▸ **Data excerpts**
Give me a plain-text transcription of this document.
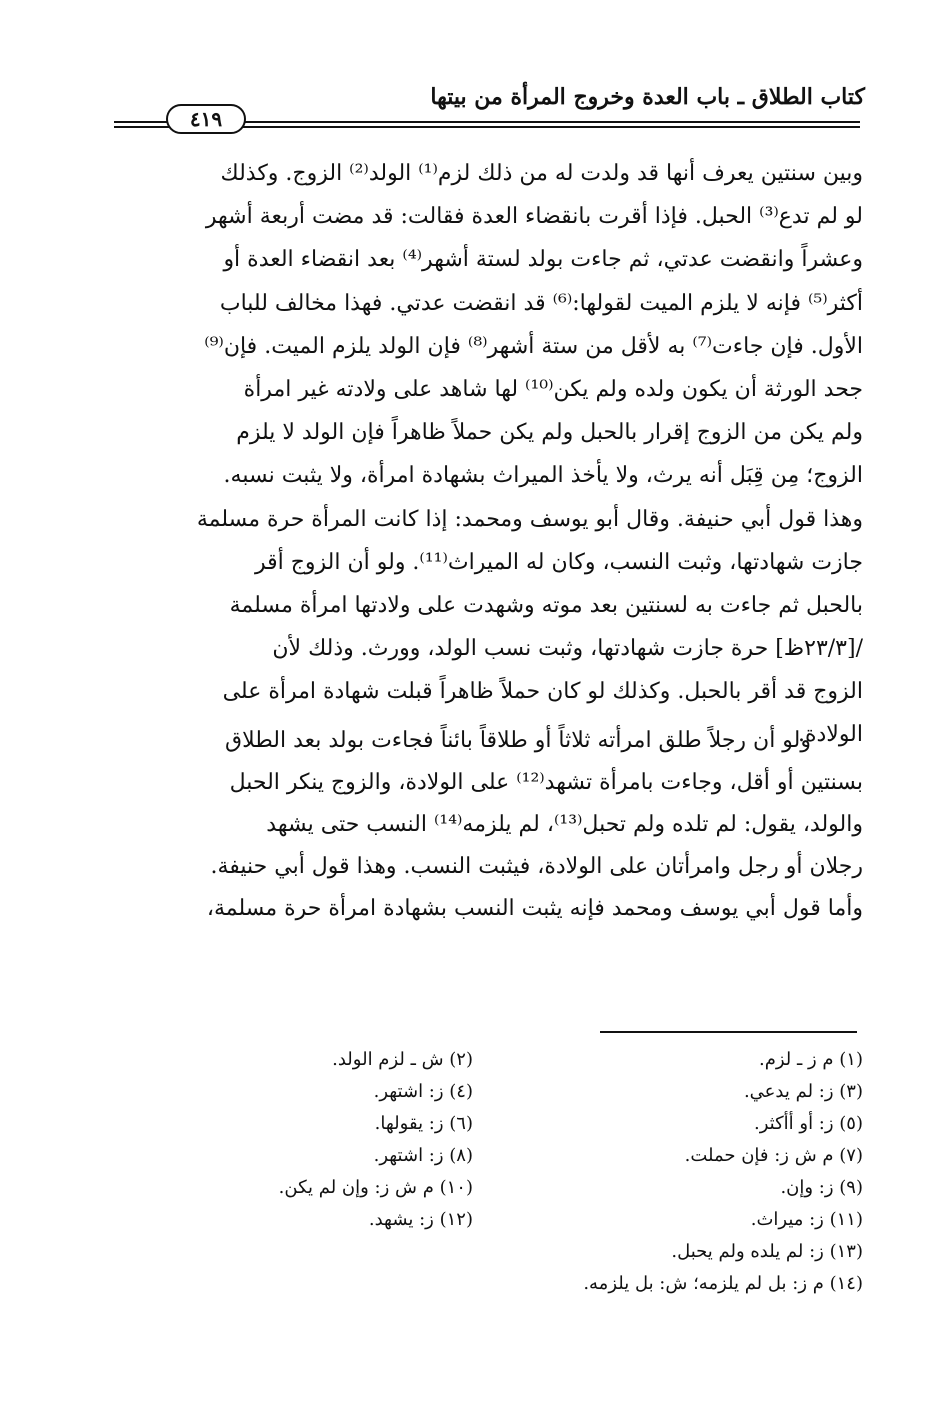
كتاب الطلاق ـ باب العدة وخروج المرأة من بيتها
٤١٩
وبين سنتين يعرف أنها قد ولدت له من ذلك لزم⁽¹⁾ الولد⁽²⁾ الزوج. وكذلك
لو لم تدع⁽³⁾ الحبل. فإذا أقرت بانقضاء العدة فقالت: قد مضت أربعة أشهر
وعشراً وانقضت عدتي، ثم جاءت بولد لستة أشهر⁽⁴⁾ بعد انقضاء العدة أو
أكثر⁽⁵⁾ فإنه لا يلزم الميت لقولها:⁽⁶⁾ قد انقضت عدتي. فهذا مخالف للباب
الأول. فإن جاءت⁽⁷⁾ به لأقل من ستة أشهر⁽⁸⁾ فإن الولد يلزم الميت. فإن⁽⁹⁾
جحد الورثة أن يكون ولده ولم يكن⁽¹⁰⁾ لها شاهد على ولادته غير امرأة
ولم يكن من الزوج إقرار بالحبل ولم يكن حملاً ظاهراً فإن الولد لا يلزم
الزوج؛ مِن قِبَل أنه يرث، ولا يأخذ الميراث بشهادة امرأة، ولا يثبت نسبه.
وهذا قول أبي حنيفة. وقال أبو يوسف ومحمد: إذا كانت المرأة حرة مسلمة
جازت شهادتها، وثبت النسب، وكان له الميراث⁽¹¹⁾. ولو أن الزوج أقر
بالحبل ثم جاءت به لسنتين بعد موته وشهدت على ولادتها امرأة مسلمة
/[٢٣/٣ظ] حرة جازت شهادتها، وثبت نسب الولد، وورث. وذلك لأن
الزوج قد أقر بالحبل. وكذلك لو كان حملاً ظاهراً قبلت شهادة امرأة على
الولادة.
ولو أن رجلاً طلق امرأته ثلاثاً أو طلاقاً بائناً فجاءت بولد بعد الطلاق
بسنتين أو أقل، وجاءت بامرأة تشهد⁽¹²⁾ على الولادة، والزوج ينكر الحبل
والولد، يقول: لم تلده ولم تحبل⁽¹³⁾، لم يلزمه⁽¹⁴⁾ النسب حتى يشهد
رجلان أو رجل وامرأتان على الولادة، فيثبت النسب. وهذا قول أبي حنيفة.
وأما قول أبي يوسف ومحمد فإنه يثبت النسب بشهادة امرأة حرة مسلمة،
(١) م ز ـ لزم.
(٣) ز: لم يدعي.
(٥) ز: أو أأكثر.
(٧) م ش ز: فإن حملت.
(٩) ز: وإن.
(١١) ز: ميراث.
(١٣) ز: لم يلده ولم يحبل.
(١٤) م ز: بل لم يلزمه؛ ش: بل يلزمه.
(٢) ش ـ لزم الولد.
(٤) ز: اشتهر.
(٦) ز: يقولها.
(٨) ز: اشتهر.
(١٠) م ش ز: وإن لم يكن.
(١٢) ز: يشهد.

▸ **Problem requirements**
From the material above, copy each line that includes the word "عدتي".

▸ **Task answer**
وعشراً وانقضت عدتي، ثم جاءت بولد لستة أشهر⁽⁴⁾ بعد انقضاء العدة أو
أكثر⁽⁵⁾ فإنه لا يلزم الميت لقولها:⁽⁶⁾ قد انقضت عدتي. فهذا مخالف للباب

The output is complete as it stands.